___ Material shown ___
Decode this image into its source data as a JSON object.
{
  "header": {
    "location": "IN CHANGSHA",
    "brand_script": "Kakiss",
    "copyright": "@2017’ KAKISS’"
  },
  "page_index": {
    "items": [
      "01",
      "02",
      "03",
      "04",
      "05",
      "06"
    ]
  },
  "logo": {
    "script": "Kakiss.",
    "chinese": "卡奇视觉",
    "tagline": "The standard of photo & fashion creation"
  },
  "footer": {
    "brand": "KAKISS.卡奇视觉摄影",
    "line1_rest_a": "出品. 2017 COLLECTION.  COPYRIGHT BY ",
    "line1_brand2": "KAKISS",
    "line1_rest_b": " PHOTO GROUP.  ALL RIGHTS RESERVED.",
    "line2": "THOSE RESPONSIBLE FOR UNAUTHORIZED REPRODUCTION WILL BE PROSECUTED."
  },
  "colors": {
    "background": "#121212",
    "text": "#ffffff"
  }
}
___
Output an exact copy of each record.

Decode this image into its source data as a JSON object.
{
  "header": {
    "location": "IN CHANGSHA",
    "brand_script": "Kakiss",
    "copyright": "@2017’ KAKISS’"
  },
  "page_index": {
    "items": [
      "01",
      "02",
      "03",
      "04",
      "05",
      "06"
    ]
  },
  "logo": {
    "script": "Kakiss.",
    "chinese": "卡奇视觉",
    "tagline": "The standard of photo & fashion creation"
  },
  "footer": {
    "brand": "KAKISS.卡奇视觉摄影",
    "line1_rest_a": "出品. 2017 COLLECTION.  COPYRIGHT BY ",
    "line1_brand2": "KAKISS",
    "line1_rest_b": " PHOTO GROUP.  ALL RIGHTS RESERVED.",
    "line2": "THOSE RESPONSIBLE FOR UNAUTHORIZED REPRODUCTION WILL BE PROSECUTED."
  },
  "colors": {
    "background": "#121212",
    "text": "#ffffff"
  }
}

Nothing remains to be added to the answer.